Write out each line word for word. Drop pictures.

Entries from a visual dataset
***

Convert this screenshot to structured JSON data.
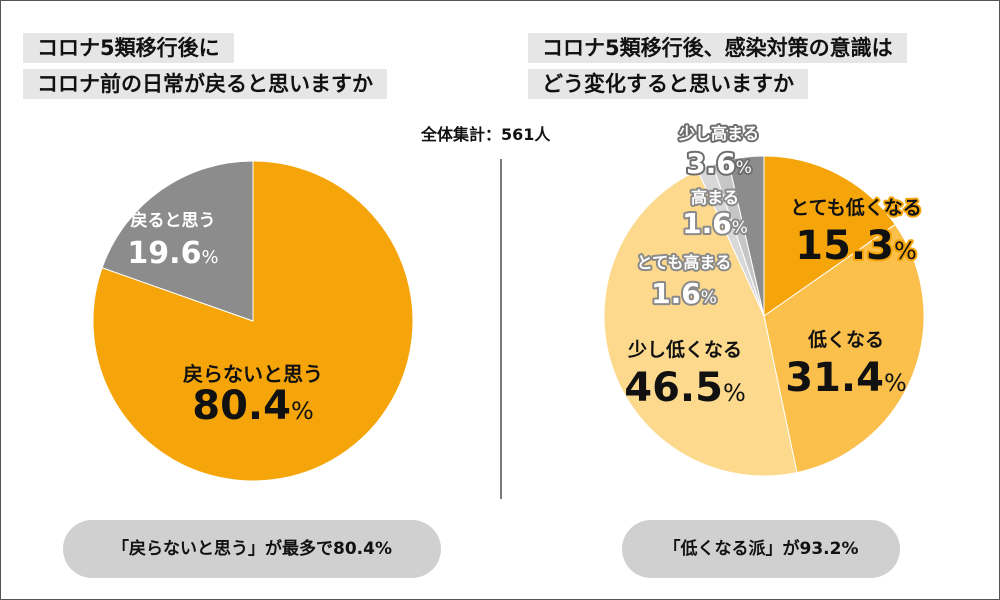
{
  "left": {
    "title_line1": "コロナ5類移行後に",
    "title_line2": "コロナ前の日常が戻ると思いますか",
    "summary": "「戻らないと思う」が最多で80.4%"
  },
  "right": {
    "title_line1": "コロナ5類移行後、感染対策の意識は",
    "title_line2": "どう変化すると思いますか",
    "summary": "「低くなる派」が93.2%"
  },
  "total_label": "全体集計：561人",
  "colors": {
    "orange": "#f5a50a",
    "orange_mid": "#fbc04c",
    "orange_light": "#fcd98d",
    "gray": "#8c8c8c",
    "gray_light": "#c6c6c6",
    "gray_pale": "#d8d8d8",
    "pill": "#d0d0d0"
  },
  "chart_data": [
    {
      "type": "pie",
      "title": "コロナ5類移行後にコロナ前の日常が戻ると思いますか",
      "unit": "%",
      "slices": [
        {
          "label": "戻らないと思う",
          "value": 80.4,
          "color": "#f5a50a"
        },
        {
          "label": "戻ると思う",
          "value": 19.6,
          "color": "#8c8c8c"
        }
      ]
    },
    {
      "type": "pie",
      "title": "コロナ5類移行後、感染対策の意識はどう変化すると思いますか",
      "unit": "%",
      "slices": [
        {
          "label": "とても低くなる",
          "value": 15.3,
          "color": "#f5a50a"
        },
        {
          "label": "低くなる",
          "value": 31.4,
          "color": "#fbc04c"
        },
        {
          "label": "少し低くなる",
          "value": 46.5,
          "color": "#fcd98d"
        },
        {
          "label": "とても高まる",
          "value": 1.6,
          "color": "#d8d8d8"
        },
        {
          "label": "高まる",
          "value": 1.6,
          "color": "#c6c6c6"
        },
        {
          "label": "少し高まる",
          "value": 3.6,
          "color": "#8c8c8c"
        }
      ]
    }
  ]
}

***

RESPONSE FOR THIS EXERCISE -
Convert this screenshot to structured JSON data.
{
  "left": {
    "title_line1": "コロナ5類移行後に",
    "title_line2": "コロナ前の日常が戻ると思いますか",
    "summary": "「戻らないと思う」が最多で80.4%"
  },
  "right": {
    "title_line1": "コロナ5類移行後、感染対策の意識は",
    "title_line2": "どう変化すると思いますか",
    "summary": "「低くなる派」が93.2%"
  },
  "total_label": "全体集計：561人",
  "colors": {
    "orange": "#f5a50a",
    "orange_mid": "#fbc04c",
    "orange_light": "#fcd98d",
    "gray": "#8c8c8c",
    "gray_light": "#c6c6c6",
    "gray_pale": "#d8d8d8",
    "pill": "#d0d0d0"
  },
  "chart_data": [
    {
      "type": "pie",
      "title": "コロナ5類移行後にコロナ前の日常が戻ると思いますか",
      "unit": "%",
      "slices": [
        {
          "label": "戻らないと思う",
          "value": 80.4,
          "color": "#f5a50a"
        },
        {
          "label": "戻ると思う",
          "value": 19.6,
          "color": "#8c8c8c"
        }
      ]
    },
    {
      "type": "pie",
      "title": "コロナ5類移行後、感染対策の意識はどう変化すると思いますか",
      "unit": "%",
      "slices": [
        {
          "label": "とても低くなる",
          "value": 15.3,
          "color": "#f5a50a"
        },
        {
          "label": "低くなる",
          "value": 31.4,
          "color": "#fbc04c"
        },
        {
          "label": "少し低くなる",
          "value": 46.5,
          "color": "#fcd98d"
        },
        {
          "label": "とても高まる",
          "value": 1.6,
          "color": "#d8d8d8"
        },
        {
          "label": "高まる",
          "value": 1.6,
          "color": "#c6c6c6"
        },
        {
          "label": "少し高まる",
          "value": 3.6,
          "color": "#8c8c8c"
        }
      ]
    }
  ]
}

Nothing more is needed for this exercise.